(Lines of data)

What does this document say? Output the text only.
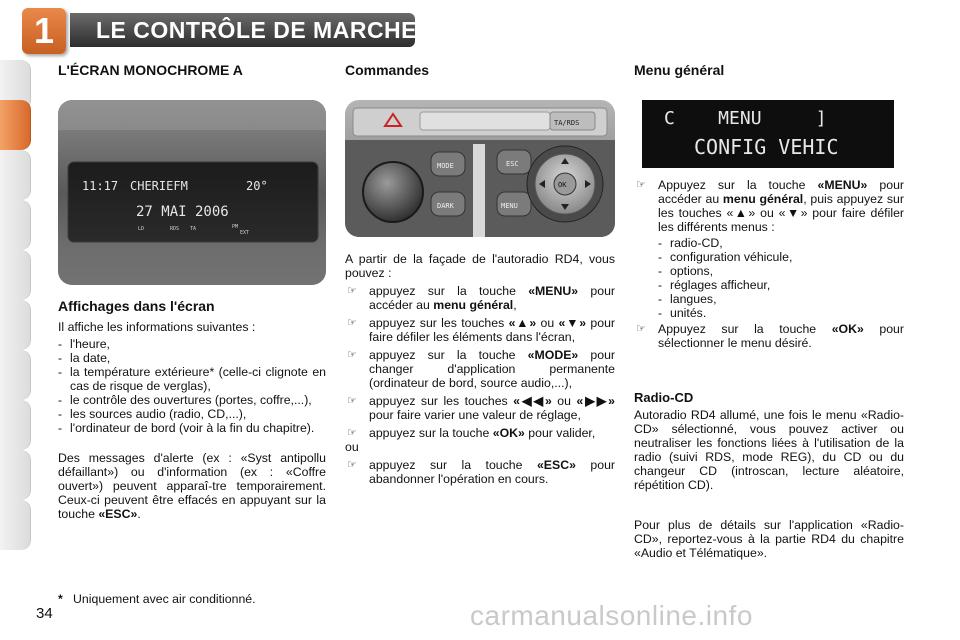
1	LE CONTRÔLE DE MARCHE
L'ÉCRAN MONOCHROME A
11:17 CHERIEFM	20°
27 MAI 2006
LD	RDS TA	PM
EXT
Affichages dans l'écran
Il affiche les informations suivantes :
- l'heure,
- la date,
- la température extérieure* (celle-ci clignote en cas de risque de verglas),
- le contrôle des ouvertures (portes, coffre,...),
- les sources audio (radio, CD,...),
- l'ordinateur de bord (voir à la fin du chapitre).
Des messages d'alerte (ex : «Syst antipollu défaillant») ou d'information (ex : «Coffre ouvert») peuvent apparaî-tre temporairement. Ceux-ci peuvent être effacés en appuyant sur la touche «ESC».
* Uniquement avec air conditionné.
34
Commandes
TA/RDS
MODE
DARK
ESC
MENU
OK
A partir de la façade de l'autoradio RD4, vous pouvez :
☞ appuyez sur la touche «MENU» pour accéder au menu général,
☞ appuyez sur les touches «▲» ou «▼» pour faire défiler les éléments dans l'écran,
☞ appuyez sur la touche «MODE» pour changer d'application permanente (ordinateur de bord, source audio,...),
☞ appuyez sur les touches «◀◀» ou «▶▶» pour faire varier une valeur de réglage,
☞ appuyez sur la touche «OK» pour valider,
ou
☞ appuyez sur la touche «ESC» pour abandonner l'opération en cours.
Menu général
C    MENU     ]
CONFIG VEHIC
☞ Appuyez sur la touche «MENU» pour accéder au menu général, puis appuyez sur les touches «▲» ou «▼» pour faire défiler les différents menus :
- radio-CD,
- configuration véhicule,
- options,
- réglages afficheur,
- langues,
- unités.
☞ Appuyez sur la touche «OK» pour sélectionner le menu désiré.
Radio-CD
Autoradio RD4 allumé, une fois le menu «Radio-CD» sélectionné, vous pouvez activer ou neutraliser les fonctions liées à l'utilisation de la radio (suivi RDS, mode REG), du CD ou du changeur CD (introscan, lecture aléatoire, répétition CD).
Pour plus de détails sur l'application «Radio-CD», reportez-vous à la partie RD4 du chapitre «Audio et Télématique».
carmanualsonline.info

Written task
Keep the pictures out of your copy, and repeat every entry above exactly.

Result below
What does this document say? Output the text only.
1	LE CONTRÔLE DE MARCHE
L'ÉCRAN MONOCHROME A
11:17 CHERIEFM	20°
27 MAI 2006
LD	RDS TA	PM
EXT
Affichages dans l'écran
Il affiche les informations suivantes :
- l'heure,
- la date,
- la température extérieure* (celle-ci clignote en cas de risque de verglas),
- le contrôle des ouvertures (portes, coffre,...),
- les sources audio (radio, CD,...),
- l'ordinateur de bord (voir à la fin du chapitre).
Des messages d'alerte (ex : «Syst antipollu défaillant») ou d'information (ex : «Coffre ouvert») peuvent apparaî-tre temporairement. Ceux-ci peuvent être effacés en appuyant sur la touche «ESC».
* Uniquement avec air conditionné.
34
Commandes
TA/RDS
MODE
DARK
ESC
MENU
OK
A partir de la façade de l'autoradio RD4, vous pouvez :
☞ appuyez sur la touche «MENU» pour accéder au menu général,
☞ appuyez sur les touches «▲» ou «▼» pour faire défiler les éléments dans l'écran,
☞ appuyez sur la touche «MODE» pour changer d'application permanente (ordinateur de bord, source audio,...),
☞ appuyez sur les touches «◀◀» ou «▶▶» pour faire varier une valeur de réglage,
☞ appuyez sur la touche «OK» pour valider,
ou
☞ appuyez sur la touche «ESC» pour abandonner l'opération en cours.
Menu général
C    MENU     ]
CONFIG VEHIC
☞ Appuyez sur la touche «MENU» pour accéder au menu général, puis appuyez sur les touches «▲» ou «▼» pour faire défiler les différents menus :
- radio-CD,
- configuration véhicule,
- options,
- réglages afficheur,
- langues,
- unités.
☞ Appuyez sur la touche «OK» pour sélectionner le menu désiré.
Radio-CD
Autoradio RD4 allumé, une fois le menu «Radio-CD» sélectionné, vous pouvez activer ou neutraliser les fonctions liées à l'utilisation de la radio (suivi RDS, mode REG), du CD ou du changeur CD (introscan, lecture aléatoire, répétition CD).
Pour plus de détails sur l'application «Radio-CD», reportez-vous à la partie RD4 du chapitre «Audio et Télématique».
carmanualsonline.info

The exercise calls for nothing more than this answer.